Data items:

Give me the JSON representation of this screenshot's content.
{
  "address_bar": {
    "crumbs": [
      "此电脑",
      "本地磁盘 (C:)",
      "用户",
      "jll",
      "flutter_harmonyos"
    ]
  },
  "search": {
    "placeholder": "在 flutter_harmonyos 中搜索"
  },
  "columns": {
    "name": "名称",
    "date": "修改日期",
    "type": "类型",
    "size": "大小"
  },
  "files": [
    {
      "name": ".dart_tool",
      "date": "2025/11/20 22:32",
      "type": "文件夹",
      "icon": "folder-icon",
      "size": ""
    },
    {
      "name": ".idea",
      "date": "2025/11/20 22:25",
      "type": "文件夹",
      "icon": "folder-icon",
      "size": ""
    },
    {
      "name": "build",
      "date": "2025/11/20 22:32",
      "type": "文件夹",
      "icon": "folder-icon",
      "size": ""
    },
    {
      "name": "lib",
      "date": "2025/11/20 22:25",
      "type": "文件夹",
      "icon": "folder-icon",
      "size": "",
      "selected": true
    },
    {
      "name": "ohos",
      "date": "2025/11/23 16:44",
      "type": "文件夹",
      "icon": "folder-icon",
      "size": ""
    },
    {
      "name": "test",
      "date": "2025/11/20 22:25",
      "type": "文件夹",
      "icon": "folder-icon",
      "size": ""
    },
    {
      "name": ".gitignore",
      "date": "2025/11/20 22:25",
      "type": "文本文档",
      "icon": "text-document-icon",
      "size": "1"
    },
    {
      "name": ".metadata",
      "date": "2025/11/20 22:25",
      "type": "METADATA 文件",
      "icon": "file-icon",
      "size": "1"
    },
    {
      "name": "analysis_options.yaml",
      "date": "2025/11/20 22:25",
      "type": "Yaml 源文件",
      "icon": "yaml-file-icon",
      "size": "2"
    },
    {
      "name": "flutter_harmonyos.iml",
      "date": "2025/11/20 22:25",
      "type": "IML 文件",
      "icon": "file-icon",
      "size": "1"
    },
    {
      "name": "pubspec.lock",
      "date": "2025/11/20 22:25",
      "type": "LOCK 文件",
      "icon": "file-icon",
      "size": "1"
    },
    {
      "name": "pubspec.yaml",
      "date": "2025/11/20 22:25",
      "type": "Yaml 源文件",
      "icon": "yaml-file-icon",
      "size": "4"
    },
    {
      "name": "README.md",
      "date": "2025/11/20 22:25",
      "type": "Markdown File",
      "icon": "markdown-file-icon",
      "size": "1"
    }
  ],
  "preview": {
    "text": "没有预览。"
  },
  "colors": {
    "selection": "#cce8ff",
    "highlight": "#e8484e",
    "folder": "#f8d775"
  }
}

• _EXERCISE DIRECTIONS_: Write down all the entries again without a single difference.

• _WRITTEN SOLUTION_:
Give me the JSON representation of this screenshot's content.
{
  "address_bar": {
    "crumbs": [
      "此电脑",
      "本地磁盘 (C:)",
      "用户",
      "jll",
      "flutter_harmonyos"
    ]
  },
  "search": {
    "placeholder": "在 flutter_harmonyos 中搜索"
  },
  "columns": {
    "name": "名称",
    "date": "修改日期",
    "type": "类型",
    "size": "大小"
  },
  "files": [
    {
      "name": ".dart_tool",
      "date": "2025/11/20 22:32",
      "type": "文件夹",
      "icon": "folder-icon",
      "size": ""
    },
    {
      "name": ".idea",
      "date": "2025/11/20 22:25",
      "type": "文件夹",
      "icon": "folder-icon",
      "size": ""
    },
    {
      "name": "build",
      "date": "2025/11/20 22:32",
      "type": "文件夹",
      "icon": "folder-icon",
      "size": ""
    },
    {
      "name": "lib",
      "date": "2025/11/20 22:25",
      "type": "文件夹",
      "icon": "folder-icon",
      "size": "",
      "selected": true
    },
    {
      "name": "ohos",
      "date": "2025/11/23 16:44",
      "type": "文件夹",
      "icon": "folder-icon",
      "size": ""
    },
    {
      "name": "test",
      "date": "2025/11/20 22:25",
      "type": "文件夹",
      "icon": "folder-icon",
      "size": ""
    },
    {
      "name": ".gitignore",
      "date": "2025/11/20 22:25",
      "type": "文本文档",
      "icon": "text-document-icon",
      "size": "1"
    },
    {
      "name": ".metadata",
      "date": "2025/11/20 22:25",
      "type": "METADATA 文件",
      "icon": "file-icon",
      "size": "1"
    },
    {
      "name": "analysis_options.yaml",
      "date": "2025/11/20 22:25",
      "type": "Yaml 源文件",
      "icon": "yaml-file-icon",
      "size": "2"
    },
    {
      "name": "flutter_harmonyos.iml",
      "date": "2025/11/20 22:25",
      "type": "IML 文件",
      "icon": "file-icon",
      "size": "1"
    },
    {
      "name": "pubspec.lock",
      "date": "2025/11/20 22:25",
      "type": "LOCK 文件",
      "icon": "file-icon",
      "size": "1"
    },
    {
      "name": "pubspec.yaml",
      "date": "2025/11/20 22:25",
      "type": "Yaml 源文件",
      "icon": "yaml-file-icon",
      "size": "4"
    },
    {
      "name": "README.md",
      "date": "2025/11/20 22:25",
      "type": "Markdown File",
      "icon": "markdown-file-icon",
      "size": "1"
    }
  ],
  "preview": {
    "text": "没有预览。"
  },
  "colors": {
    "selection": "#cce8ff",
    "highlight": "#e8484e",
    "folder": "#f8d775"
  }
}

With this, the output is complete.